#### [RECORDS SHOWN]
◇ ◇ ◇ ◇ ◇ ◇ ◇
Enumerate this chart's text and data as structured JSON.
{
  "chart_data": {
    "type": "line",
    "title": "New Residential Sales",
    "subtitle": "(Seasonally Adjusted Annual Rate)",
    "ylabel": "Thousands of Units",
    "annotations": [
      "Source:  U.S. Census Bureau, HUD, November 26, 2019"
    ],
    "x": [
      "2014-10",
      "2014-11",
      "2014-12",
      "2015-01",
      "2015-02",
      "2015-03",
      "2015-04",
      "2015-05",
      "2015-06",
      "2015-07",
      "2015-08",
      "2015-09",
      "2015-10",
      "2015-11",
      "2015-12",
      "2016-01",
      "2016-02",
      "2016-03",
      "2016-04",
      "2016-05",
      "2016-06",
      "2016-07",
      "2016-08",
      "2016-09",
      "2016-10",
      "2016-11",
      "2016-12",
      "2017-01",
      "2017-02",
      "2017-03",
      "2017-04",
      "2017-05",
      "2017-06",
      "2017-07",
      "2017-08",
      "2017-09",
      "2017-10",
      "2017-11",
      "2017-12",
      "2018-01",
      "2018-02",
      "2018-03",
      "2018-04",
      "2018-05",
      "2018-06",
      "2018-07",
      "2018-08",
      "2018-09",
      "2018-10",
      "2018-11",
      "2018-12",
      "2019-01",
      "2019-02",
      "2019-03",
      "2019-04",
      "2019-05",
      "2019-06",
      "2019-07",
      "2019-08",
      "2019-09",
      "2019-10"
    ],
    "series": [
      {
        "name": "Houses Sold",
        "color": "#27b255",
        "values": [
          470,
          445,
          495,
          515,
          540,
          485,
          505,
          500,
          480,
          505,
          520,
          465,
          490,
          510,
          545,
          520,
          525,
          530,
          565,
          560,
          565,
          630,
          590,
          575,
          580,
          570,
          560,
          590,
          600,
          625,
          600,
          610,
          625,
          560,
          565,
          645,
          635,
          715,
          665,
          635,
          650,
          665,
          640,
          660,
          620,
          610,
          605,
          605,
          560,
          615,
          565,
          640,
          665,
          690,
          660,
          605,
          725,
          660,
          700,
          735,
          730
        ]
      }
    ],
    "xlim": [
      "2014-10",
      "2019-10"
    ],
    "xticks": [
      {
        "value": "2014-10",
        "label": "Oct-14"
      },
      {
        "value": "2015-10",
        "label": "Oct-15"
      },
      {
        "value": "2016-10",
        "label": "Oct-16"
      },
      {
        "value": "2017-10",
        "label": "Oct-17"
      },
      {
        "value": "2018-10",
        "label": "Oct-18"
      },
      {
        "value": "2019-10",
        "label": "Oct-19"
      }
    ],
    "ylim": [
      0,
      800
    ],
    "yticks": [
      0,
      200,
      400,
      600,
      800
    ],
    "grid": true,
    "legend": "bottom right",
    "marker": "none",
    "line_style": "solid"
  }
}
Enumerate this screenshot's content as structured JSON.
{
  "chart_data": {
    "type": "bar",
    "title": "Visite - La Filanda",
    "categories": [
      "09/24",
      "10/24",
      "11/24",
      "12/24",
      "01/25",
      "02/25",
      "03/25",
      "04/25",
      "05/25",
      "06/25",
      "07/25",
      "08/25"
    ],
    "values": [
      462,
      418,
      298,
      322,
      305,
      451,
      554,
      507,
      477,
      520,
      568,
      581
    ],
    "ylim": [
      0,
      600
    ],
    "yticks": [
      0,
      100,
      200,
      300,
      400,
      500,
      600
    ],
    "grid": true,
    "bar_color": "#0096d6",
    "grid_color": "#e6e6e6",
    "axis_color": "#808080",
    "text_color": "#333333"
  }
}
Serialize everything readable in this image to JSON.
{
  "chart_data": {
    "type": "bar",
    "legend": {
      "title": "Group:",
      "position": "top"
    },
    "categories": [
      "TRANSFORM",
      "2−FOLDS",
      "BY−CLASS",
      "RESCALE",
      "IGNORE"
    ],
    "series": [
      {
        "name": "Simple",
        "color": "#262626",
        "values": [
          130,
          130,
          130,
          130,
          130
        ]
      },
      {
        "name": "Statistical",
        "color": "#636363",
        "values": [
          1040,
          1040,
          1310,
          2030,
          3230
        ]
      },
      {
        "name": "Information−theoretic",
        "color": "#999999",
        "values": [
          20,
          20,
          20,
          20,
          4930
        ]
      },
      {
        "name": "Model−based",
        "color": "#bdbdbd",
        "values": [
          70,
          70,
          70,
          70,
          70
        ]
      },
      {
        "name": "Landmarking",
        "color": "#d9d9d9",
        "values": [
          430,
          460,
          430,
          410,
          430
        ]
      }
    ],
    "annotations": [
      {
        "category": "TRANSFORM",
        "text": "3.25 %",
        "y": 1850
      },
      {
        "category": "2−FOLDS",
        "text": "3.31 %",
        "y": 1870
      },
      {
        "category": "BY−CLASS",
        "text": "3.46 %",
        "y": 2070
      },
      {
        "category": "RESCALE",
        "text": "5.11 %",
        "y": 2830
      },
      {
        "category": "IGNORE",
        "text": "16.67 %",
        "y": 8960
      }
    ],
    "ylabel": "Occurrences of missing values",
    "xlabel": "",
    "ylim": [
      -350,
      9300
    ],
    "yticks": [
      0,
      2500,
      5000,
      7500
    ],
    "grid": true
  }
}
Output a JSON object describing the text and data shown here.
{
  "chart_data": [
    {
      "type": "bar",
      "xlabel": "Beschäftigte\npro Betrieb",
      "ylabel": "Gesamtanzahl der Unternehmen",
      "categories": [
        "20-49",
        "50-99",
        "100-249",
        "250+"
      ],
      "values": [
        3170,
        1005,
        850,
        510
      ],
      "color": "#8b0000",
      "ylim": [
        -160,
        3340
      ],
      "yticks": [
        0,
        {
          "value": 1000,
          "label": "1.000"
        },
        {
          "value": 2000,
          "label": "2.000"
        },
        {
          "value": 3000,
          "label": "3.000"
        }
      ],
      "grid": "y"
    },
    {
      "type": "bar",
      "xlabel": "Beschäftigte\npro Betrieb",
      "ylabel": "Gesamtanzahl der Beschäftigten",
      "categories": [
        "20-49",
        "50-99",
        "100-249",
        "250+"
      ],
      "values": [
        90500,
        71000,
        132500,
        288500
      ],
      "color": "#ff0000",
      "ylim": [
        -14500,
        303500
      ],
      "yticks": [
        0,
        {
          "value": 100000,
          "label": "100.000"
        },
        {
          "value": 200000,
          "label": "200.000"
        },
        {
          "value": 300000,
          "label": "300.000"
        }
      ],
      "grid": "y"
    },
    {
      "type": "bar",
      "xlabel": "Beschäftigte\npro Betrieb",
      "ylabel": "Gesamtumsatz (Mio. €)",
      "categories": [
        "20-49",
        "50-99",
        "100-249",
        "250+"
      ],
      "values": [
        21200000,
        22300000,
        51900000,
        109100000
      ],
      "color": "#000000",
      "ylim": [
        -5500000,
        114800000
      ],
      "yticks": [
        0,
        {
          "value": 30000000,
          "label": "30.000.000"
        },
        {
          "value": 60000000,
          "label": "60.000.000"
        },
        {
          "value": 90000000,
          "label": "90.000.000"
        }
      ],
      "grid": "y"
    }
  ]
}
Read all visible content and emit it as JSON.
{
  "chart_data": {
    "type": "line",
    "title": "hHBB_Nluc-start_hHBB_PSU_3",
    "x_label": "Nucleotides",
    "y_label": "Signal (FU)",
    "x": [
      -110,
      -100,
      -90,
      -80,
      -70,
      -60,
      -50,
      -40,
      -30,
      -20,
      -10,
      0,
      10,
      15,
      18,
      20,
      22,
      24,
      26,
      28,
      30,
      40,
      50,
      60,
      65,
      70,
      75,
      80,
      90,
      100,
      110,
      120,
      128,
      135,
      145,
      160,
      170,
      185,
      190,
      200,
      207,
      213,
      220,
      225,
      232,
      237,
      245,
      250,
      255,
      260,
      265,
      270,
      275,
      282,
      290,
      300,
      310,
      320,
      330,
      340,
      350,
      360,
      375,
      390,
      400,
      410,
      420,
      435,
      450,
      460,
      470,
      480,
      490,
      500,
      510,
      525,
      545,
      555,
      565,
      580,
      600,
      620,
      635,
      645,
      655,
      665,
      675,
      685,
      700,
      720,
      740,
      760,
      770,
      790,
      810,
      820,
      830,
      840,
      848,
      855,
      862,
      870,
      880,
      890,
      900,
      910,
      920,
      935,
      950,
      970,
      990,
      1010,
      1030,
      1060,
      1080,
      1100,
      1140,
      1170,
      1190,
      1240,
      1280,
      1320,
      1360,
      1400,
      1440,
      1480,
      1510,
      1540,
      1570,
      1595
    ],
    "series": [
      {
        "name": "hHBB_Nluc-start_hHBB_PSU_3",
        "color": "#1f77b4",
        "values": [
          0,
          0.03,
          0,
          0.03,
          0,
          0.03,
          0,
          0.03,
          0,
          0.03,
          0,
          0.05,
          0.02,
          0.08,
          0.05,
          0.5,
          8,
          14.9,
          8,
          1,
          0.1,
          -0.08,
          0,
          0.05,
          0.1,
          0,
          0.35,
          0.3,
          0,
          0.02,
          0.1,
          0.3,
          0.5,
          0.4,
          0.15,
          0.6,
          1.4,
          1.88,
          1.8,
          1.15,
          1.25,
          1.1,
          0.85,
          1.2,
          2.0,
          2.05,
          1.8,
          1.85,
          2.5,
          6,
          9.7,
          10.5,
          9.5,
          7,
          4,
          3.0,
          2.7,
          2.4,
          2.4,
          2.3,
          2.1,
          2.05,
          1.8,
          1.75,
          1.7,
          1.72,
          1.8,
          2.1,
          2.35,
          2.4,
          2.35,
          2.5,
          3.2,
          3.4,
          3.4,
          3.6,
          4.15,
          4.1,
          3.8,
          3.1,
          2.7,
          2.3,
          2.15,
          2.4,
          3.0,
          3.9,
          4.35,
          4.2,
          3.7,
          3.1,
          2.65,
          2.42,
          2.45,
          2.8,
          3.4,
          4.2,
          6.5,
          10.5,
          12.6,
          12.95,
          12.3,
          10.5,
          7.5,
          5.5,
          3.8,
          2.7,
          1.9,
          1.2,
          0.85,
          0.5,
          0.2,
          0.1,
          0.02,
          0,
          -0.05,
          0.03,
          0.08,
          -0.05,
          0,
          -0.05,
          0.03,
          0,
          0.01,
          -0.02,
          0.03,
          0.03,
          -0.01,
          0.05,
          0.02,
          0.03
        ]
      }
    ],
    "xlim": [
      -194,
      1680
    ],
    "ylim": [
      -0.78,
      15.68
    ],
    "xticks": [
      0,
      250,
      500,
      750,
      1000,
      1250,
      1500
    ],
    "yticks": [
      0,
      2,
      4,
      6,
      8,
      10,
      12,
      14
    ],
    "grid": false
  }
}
◇ ◇ ◇ ◇ ◇ ◇ ◇
Looking at the material above, count the lines that hold "structured" and give the total alone.

#### [THE REPLY]
2